LISTA DE TAREFAS:
**a)** De acordo com o texto sobre a Klabin, quantos hectares de florestas nativas e plantadas a empresa mantém?
**b)** Transcreva o trecho do texto sobre a Klabin começando em "Maior produtora e" e seguindo até "(R$ 4,3 bilhões).".
**c)** Retome o texto sobre a Klabin e dê continuidade a ele a partir do ponto em que termina.

TEXTO DE APOIO:

▼

Maior produtora e exportadora de papel do País, a Klabin tem se colocado à disposição para somar esforços com outras empresas para evitar que a imagem do País seja afetada por algum errado direcionamento socioambiental. Atuando em mais de 50 países, a companhia investiu R$ 121,6 milhões em políticas sustentáveis no ano passado, o que representa 2,81% do seu Ebitda (R$ 4,3 bilhões).

"Nós defendemos os cuidados e preservação na parte ambiental, em linha com o que a Klabin trabalha. Preocupados com o desenvolvimento sustentável do País e, consequentemente, a conservação da Amazônia. Esse comunicado reforça muito as crenças da Klabin, que estão bastante relacionadas com as nossa práticas implantadas dentro a companhia. Esse foi o sentido, mostrar que estamos preocupados e dispostos a compartilhar nossas práticas. A imagem do nosso país, de alguma forma, acaba sendo afetada", diz o gerente de sustentabilidade e meio ambiente da Klabin, Júlio Nogueira.

Aliar as práticas socioambientais ao desenvolvimento da companhia não se trata de nenhuma dicotomia e tem conferido à empresa a captação de US$ 1,2 bilhão em emissões de títulos verdes. "Se não tiver implementado todas essas práticas, não consegue sobreviver no mercado. Isso tem de fazer parte da sua estratégia. Na minha percepção, a exigência do mercado externo é até maior, principalmente do continente europeu. A cobrança e a exigência por práticas sustentáveis são bem mais perceptíveis. Hoje, quem não tiver boas práticas sustentáveis está fadado a sumir do mercado. O mercado é muito exigente, e o consumidor está altamente consciente", reforça Nogueira.

Com uma produção de 2 milhões de toneladas de papel e 1,5 milhões de toneladas de celulose, a Klabin minimiza os impactos no meio ambiente mantendo quase 500 mil hectares de florestas nativas e plantadas. Pelo menos 43% é de floresta preservada, mas 100% da produção é oriunda de floresta plantada. Dentre outras ações, todos os efluentes usados para produção de papel também são tratados nas suas 19 plantas industriais.

▲

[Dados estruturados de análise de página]

▼

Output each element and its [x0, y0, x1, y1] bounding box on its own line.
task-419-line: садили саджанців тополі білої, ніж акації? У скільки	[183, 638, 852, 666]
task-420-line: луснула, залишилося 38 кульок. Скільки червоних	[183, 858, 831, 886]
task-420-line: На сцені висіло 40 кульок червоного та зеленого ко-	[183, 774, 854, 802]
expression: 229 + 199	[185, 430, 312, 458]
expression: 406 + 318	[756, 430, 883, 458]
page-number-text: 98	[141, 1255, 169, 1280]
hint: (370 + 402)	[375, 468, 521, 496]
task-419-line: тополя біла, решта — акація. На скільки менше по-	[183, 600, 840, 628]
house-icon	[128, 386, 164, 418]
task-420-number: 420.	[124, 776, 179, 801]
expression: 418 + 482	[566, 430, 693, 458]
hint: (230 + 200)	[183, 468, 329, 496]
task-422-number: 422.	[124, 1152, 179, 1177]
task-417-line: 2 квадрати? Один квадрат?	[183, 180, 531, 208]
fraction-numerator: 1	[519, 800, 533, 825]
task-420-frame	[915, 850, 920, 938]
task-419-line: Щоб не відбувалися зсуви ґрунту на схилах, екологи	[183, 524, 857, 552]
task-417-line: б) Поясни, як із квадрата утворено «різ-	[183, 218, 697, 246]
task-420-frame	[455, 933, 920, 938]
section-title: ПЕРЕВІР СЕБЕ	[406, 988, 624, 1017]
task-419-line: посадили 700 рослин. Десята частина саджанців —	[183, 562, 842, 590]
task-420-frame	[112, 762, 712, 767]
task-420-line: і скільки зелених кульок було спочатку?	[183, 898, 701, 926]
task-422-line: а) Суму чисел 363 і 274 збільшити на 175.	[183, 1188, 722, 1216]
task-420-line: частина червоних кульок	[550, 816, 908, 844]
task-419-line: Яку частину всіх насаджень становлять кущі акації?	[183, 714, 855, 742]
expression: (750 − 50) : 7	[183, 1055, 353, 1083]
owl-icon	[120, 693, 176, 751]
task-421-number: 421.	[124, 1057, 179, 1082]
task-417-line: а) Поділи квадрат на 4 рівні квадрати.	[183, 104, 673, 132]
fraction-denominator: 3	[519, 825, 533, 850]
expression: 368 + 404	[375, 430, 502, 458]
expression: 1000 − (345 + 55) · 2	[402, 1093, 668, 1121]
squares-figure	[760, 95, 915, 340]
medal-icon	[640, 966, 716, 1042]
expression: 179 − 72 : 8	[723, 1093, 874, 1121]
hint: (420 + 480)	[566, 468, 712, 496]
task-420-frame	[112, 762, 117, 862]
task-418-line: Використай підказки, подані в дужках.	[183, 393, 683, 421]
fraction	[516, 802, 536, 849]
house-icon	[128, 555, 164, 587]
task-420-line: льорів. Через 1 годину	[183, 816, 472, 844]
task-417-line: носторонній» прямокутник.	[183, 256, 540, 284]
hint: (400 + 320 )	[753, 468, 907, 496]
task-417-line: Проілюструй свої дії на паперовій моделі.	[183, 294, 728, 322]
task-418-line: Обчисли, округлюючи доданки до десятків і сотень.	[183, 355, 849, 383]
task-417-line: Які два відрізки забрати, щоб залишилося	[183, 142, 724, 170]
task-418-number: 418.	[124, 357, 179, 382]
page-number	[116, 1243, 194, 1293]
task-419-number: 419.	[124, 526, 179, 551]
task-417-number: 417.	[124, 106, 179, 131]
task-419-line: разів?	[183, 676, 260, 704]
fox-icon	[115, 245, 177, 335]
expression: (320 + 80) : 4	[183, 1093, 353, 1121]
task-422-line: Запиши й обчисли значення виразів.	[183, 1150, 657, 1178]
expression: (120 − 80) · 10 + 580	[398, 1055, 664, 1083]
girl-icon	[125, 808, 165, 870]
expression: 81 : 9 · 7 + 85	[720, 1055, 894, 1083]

▲

GABARITO:
**a)** Quase 500 mil hectares.

**b)**
Maior produtora e exportadora de papel do País, a Klabin tem se colocado à disposição para somar esforços com outras empresas para evitar que a imagem do País seja afetada por algum errado direcionamento socioambiental. Atuando em mais de 50 países, a companhia investiu R$ 121,6 milhões em políticas sustentáveis no ano passado, o que representa 2,81% do seu Ebitda (R$ 4,3 bilhões).

**c)**
Geração de recursos

De acordo com o Relatório de Avaliação Global dos Recursos Florestais de 2020, da Organização das Nações Unidas para Alimentação e Agricultura (FAO), 12% das florestas do mundo estão no Brasil, totalizando 497 milhões de hectares – destes, 97% são florestas nativas. Manter a floresta de pé, na avaliação do Serviço Florestal Brasileiro (SFB), gerou, em 2018, apenas considerando as áreas com vegetação nativa, 11.638 empregos formais no País. Entre as oportunidades de uso sustentável dessas áreas, está a extração de alimentos, oleaginosas, ceras, fibras e substâncias medicinais.

"Não temos números, mas, se você olha grandes investidores globais levantando a bandeira de que não vão financiar empresas que não estão em linha, acho que temos a palavra 'impacto' como consequência. Para o bom ou o ruim, se conseguirmos endereçar, podemos nos tornar bons atrativos. Se não fizermos o trabalho de casa, teremos impacto nos negócios e seus financiamentos", alerta a gerente da cebds.

Num estudo capitaneado por mais de 100 cientistas e economistas, a pedido da Campanha Pela Natureza (CFN, na sigla em inglês), e divulgado no início deste mês, prezar pelo crescimento sustentável pode beneficiar a economia global numa proporção de 5 para 1 em relação aos custos, se pelo menos 30% do território global e dos oceanos fossem protegidos. O relatório conclui que as proteções adicionais levariam a uma média de US$ 250 bilhões em aumento da produção econômica anualmente, além de US$ 350 bilhões em serviços ecossistêmicos aprimorados ao ano. Os números mostram que a retomada pós-pandemia pode ser vultosa prezando pela sustentabilidade. Atualmente, aproximadamente 15% da terra do mundo e 7% do oceano têm algum grau de proteção.